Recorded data
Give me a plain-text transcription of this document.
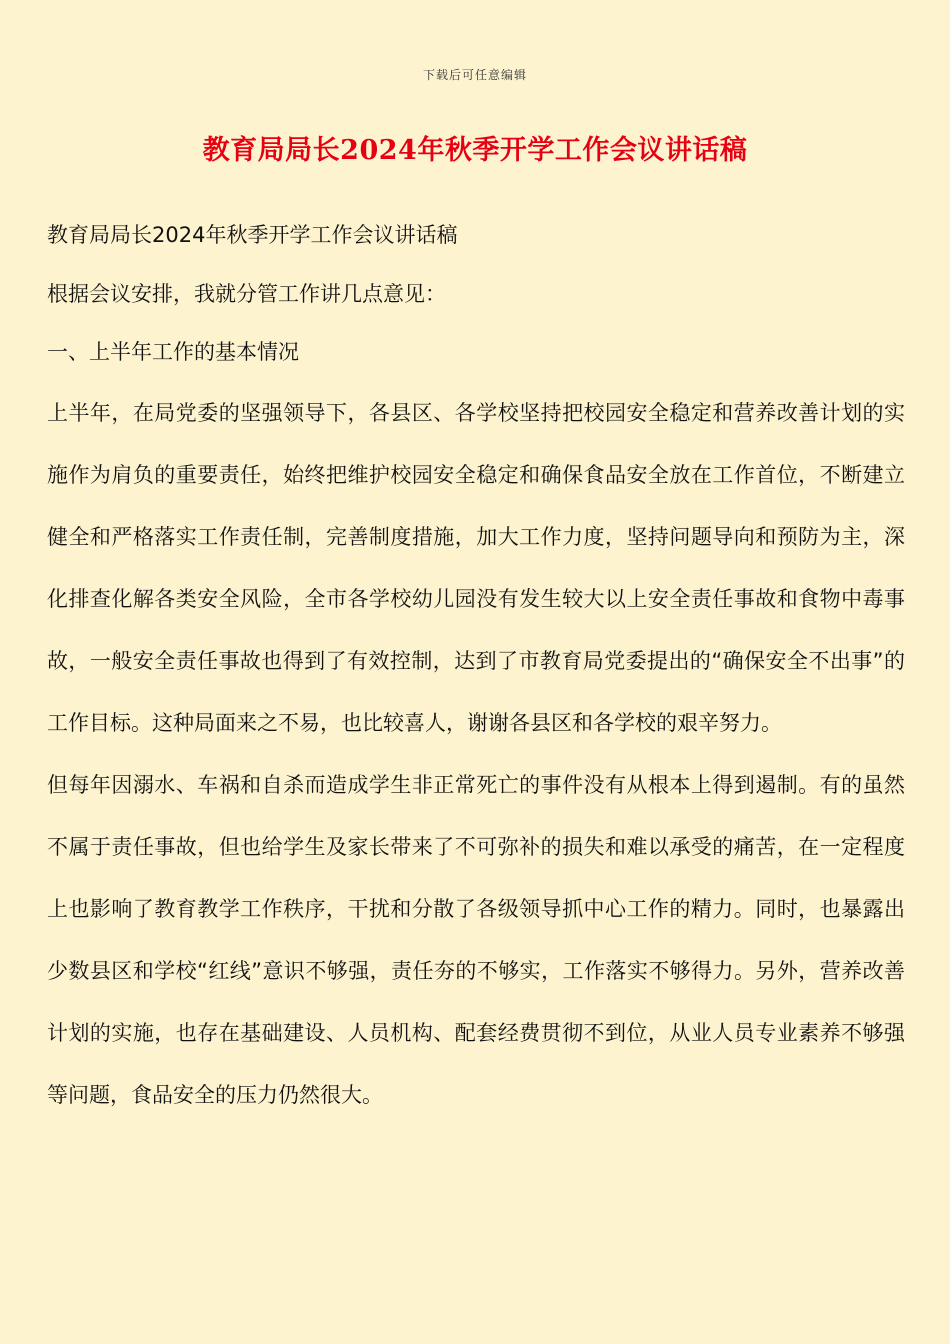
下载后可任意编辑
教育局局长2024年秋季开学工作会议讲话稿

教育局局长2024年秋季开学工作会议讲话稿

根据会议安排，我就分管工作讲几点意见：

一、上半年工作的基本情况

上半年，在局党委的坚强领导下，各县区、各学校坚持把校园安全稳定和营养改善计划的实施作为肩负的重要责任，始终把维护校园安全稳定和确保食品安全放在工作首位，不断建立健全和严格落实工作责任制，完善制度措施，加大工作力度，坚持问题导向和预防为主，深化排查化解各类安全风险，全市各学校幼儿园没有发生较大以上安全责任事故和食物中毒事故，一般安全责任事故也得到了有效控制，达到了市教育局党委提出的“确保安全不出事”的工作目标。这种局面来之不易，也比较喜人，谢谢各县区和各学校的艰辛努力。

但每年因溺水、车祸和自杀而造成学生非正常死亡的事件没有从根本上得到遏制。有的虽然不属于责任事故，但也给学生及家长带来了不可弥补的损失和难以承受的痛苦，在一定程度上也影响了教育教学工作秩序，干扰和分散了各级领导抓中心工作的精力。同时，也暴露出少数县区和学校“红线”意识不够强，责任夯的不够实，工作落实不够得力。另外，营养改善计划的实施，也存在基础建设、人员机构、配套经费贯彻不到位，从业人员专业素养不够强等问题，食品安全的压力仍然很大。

==

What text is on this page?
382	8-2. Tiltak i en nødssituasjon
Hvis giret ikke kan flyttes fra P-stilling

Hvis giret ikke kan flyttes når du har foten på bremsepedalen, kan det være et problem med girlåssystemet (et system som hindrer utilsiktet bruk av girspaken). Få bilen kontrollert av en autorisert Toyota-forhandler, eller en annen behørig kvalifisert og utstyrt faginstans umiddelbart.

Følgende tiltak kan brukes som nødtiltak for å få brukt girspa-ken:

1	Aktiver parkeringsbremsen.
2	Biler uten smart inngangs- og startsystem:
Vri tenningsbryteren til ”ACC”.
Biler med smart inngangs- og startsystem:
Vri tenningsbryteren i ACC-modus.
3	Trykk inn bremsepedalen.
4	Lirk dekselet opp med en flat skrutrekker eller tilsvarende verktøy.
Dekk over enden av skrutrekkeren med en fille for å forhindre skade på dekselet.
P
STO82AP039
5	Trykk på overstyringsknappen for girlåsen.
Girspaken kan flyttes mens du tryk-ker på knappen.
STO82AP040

* * *

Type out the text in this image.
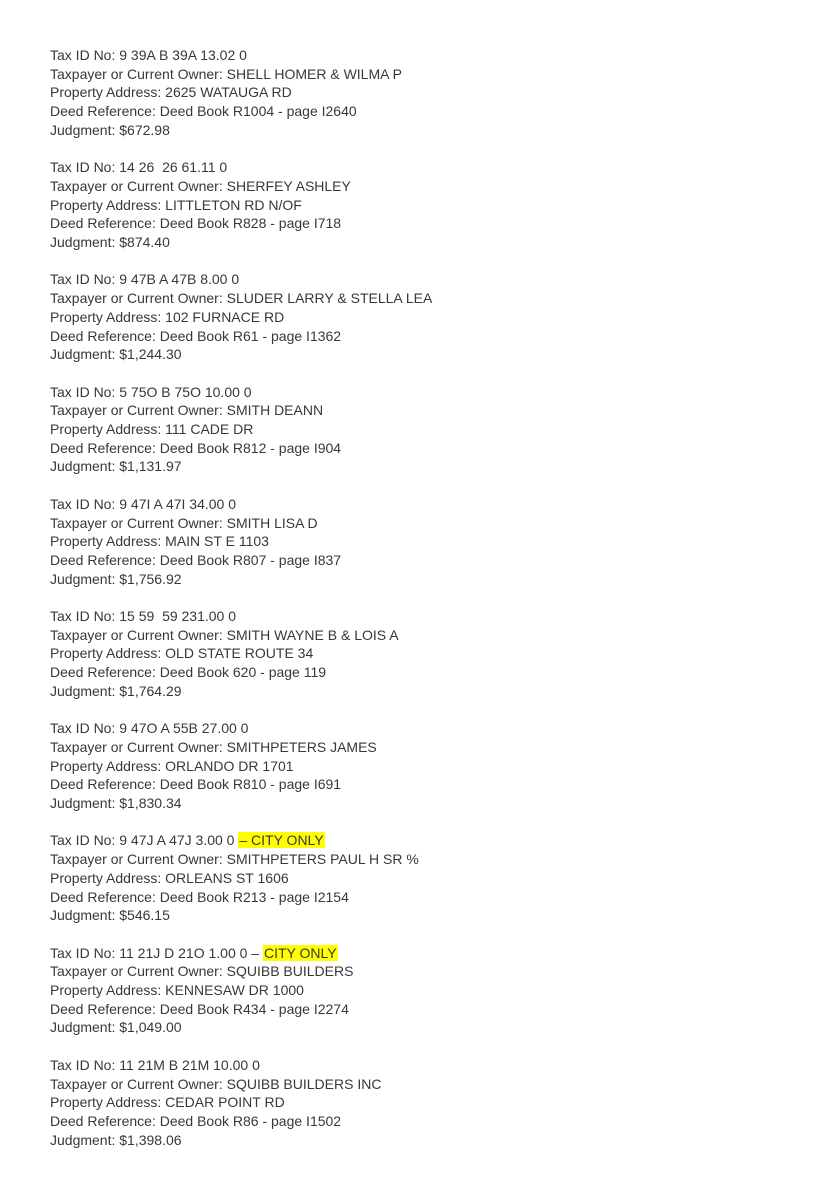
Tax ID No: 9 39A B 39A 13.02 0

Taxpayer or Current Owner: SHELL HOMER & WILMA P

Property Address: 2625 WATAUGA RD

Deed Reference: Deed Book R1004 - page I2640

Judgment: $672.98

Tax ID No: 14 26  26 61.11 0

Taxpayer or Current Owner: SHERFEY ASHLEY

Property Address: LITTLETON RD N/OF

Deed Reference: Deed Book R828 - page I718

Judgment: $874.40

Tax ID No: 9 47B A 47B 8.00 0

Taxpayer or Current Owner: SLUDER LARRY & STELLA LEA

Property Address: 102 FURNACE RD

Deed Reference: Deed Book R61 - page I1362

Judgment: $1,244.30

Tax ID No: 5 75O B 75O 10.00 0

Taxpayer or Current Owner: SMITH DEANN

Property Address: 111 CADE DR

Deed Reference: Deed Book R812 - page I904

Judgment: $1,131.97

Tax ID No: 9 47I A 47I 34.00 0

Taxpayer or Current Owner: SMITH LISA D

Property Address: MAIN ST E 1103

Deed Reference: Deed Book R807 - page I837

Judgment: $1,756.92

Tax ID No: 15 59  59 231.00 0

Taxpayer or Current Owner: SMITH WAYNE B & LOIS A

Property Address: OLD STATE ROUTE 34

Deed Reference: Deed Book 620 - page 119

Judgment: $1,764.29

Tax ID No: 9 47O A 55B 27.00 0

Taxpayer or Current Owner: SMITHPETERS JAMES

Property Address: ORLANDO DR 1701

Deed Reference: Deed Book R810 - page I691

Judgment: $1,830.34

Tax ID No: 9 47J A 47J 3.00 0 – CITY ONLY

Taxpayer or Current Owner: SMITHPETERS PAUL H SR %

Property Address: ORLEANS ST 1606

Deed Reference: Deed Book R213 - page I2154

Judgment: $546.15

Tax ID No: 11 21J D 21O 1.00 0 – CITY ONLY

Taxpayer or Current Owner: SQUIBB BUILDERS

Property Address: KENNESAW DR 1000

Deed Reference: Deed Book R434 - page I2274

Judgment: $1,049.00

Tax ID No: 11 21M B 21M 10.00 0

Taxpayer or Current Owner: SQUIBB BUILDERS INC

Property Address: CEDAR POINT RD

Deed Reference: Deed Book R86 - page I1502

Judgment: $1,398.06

• **Exercise**: Where a line of the data holds "ikke", show that line.

• **Right answer**:
Hvis giret ikke kan flyttes fra P-stilling
Hvis giret ikke kan flyttes når du har foten på bremsepedalen, kan det være et problem med girlåssystemet (et system som hindrer utilsiktet bruk av girspaken). Få bilen kontrollert av en autorisert Toyota-forhandler, eller en annen behørig kvalifisert og utstyrt faginstans umiddelbart.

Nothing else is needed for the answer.